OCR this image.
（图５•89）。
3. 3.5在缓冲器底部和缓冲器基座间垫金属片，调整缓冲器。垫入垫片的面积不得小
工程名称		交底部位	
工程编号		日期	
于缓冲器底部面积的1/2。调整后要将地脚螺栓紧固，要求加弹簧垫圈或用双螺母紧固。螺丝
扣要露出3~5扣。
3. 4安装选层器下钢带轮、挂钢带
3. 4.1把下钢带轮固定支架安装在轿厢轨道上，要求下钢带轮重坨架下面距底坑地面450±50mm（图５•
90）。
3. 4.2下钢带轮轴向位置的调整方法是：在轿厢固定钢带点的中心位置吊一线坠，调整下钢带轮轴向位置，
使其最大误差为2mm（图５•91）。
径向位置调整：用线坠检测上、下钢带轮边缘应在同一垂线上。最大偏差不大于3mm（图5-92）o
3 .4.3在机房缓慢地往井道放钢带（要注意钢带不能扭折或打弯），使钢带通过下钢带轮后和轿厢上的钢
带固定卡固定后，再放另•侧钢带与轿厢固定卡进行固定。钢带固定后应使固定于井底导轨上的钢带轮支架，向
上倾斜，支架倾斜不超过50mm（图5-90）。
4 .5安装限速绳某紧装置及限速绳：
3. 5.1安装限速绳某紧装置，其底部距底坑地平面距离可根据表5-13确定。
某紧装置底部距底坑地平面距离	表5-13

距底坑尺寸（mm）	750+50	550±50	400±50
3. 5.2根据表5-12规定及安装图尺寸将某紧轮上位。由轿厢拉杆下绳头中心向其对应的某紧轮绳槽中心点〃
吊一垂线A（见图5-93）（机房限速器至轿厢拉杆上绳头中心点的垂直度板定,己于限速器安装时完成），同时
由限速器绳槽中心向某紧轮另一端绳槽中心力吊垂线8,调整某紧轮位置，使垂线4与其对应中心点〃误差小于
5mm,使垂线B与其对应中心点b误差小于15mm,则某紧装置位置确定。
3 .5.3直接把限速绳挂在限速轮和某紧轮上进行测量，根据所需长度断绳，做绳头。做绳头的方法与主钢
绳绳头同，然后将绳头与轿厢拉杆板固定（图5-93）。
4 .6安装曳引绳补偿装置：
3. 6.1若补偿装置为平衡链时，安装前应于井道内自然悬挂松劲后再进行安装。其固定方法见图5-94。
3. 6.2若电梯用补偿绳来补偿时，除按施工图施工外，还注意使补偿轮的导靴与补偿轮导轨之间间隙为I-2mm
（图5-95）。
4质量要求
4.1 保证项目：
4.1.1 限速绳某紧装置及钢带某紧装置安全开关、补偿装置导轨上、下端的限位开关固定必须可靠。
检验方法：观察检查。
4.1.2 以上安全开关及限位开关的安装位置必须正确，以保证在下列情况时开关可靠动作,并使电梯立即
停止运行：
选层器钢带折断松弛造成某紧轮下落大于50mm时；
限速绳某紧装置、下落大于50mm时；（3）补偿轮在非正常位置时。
* * * * * * *
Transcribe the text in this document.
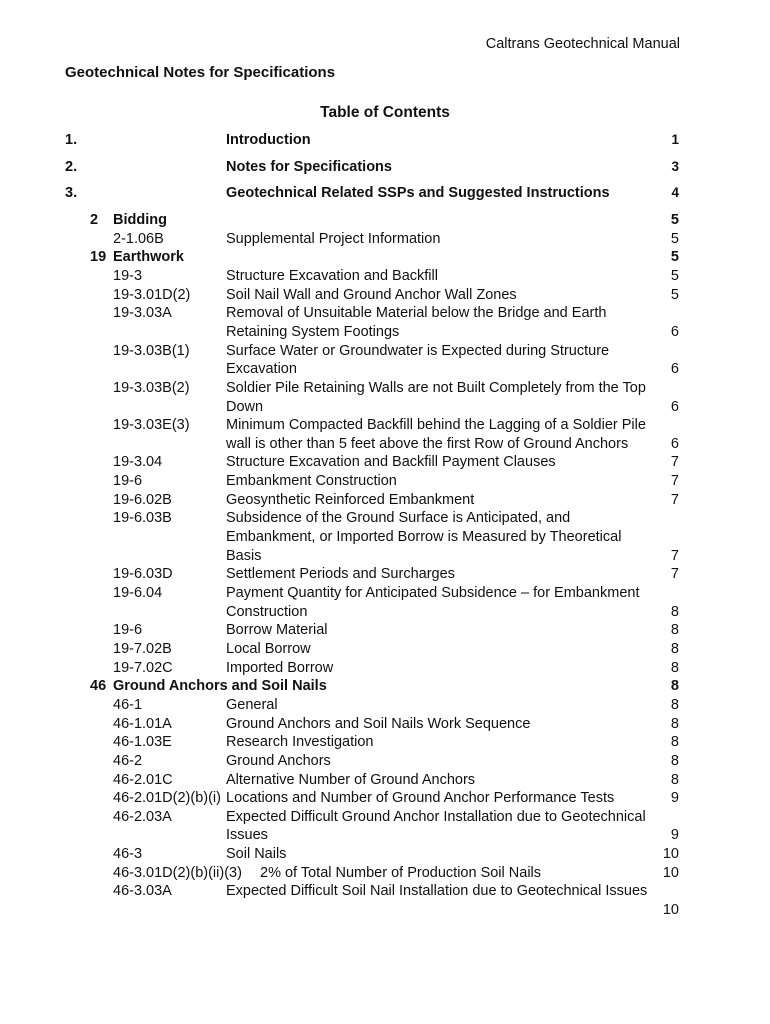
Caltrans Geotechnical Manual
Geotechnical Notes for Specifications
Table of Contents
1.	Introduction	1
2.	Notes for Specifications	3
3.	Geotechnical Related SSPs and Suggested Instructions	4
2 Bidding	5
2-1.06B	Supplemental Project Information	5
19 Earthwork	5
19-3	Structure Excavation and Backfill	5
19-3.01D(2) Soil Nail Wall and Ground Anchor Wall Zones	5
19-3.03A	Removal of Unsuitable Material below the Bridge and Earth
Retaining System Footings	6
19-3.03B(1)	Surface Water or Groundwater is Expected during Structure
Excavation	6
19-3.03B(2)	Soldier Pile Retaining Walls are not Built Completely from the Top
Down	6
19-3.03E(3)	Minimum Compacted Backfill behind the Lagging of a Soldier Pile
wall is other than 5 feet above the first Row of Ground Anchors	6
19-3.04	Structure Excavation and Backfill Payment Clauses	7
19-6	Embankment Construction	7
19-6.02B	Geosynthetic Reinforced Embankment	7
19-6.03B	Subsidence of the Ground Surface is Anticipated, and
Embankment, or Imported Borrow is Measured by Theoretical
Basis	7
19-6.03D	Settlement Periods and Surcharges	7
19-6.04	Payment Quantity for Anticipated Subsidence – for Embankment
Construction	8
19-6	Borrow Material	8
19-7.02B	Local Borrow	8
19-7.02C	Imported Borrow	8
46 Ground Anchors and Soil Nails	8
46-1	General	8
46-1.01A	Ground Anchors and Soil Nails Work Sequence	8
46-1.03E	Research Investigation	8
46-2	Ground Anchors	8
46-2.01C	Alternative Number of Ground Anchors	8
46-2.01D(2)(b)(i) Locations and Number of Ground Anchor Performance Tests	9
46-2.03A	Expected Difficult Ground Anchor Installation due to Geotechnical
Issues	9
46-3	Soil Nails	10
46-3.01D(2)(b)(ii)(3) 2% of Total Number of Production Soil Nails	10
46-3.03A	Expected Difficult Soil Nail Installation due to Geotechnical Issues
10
* * * * * * *
* Short problem
Pick out and copy every line that contains the word "Structure".

* Task output
19-3	Structure Excavation and Backfill	5
19-3.03B(1)	Surface Water or Groundwater is Expected during Structure
19-3.04	Structure Excavation and Backfill Payment Clauses	7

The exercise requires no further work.